**Task details**
Each line containing the word "color" must be collected.

>>>>

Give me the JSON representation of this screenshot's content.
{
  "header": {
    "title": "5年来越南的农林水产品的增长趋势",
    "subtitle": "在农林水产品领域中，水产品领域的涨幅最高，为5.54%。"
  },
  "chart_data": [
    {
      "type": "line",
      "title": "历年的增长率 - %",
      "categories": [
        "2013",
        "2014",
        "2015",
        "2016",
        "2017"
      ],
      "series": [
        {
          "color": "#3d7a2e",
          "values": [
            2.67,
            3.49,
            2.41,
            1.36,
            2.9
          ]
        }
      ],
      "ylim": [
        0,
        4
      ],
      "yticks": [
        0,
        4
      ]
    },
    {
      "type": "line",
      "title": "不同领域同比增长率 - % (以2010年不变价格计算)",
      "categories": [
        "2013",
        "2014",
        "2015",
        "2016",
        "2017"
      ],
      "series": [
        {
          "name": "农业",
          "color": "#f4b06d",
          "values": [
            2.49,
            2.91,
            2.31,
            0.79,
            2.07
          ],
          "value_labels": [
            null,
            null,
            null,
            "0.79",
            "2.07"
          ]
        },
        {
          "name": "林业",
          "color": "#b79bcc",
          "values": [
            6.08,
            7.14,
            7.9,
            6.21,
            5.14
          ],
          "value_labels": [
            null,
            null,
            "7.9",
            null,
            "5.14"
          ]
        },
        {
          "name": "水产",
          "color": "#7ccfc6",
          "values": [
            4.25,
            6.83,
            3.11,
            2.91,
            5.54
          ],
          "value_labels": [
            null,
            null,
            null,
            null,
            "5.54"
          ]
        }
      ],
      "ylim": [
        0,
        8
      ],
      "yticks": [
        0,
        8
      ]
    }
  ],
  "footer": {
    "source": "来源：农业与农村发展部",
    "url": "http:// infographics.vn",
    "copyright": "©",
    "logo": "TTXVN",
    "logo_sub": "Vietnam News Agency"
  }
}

<<<<
>>>>

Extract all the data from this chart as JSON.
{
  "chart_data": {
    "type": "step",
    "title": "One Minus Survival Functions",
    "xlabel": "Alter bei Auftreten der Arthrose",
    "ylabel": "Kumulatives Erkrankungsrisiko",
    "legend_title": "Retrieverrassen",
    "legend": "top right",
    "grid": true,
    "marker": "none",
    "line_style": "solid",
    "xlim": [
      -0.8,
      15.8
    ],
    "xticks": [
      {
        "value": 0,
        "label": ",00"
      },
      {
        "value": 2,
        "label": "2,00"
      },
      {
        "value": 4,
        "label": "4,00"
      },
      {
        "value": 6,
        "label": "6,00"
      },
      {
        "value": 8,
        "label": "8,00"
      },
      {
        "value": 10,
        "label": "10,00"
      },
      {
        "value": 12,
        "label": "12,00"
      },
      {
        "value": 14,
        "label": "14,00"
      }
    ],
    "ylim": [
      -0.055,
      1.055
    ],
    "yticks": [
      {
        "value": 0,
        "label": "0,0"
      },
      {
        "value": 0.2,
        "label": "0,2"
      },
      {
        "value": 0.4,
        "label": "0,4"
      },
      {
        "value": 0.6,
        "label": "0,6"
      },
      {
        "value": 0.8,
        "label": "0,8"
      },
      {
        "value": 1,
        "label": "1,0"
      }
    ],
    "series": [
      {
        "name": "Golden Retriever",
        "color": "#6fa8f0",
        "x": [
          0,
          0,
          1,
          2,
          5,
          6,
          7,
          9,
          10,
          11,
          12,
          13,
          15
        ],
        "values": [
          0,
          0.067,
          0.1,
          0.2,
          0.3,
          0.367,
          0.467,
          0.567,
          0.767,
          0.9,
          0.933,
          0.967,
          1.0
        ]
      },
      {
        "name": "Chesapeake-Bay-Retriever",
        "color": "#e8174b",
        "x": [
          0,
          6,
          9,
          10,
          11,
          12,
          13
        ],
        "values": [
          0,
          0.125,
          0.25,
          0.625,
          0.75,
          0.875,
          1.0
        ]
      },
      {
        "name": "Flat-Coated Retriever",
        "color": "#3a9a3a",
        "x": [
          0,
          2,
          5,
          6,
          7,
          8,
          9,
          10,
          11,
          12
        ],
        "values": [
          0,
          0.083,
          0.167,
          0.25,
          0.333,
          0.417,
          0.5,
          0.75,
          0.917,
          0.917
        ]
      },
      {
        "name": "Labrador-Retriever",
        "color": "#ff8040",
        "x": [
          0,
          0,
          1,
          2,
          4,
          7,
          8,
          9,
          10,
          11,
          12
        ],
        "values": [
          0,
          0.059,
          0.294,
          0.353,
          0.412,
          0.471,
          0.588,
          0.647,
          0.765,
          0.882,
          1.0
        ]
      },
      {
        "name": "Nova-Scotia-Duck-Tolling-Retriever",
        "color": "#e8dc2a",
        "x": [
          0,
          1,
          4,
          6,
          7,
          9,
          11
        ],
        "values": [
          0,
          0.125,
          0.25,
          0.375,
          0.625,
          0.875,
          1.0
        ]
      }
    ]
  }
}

<<<<

**Final answer**
          "color": "#3d7a2e",
          "color": "#f4b06d",
          "color": "#b79bcc",
          "color": "#7ccfc6",
        "color": "#6fa8f0",
        "color": "#e8174b",
        "color": "#3a9a3a",
        "color": "#ff8040",
        "color": "#e8dc2a",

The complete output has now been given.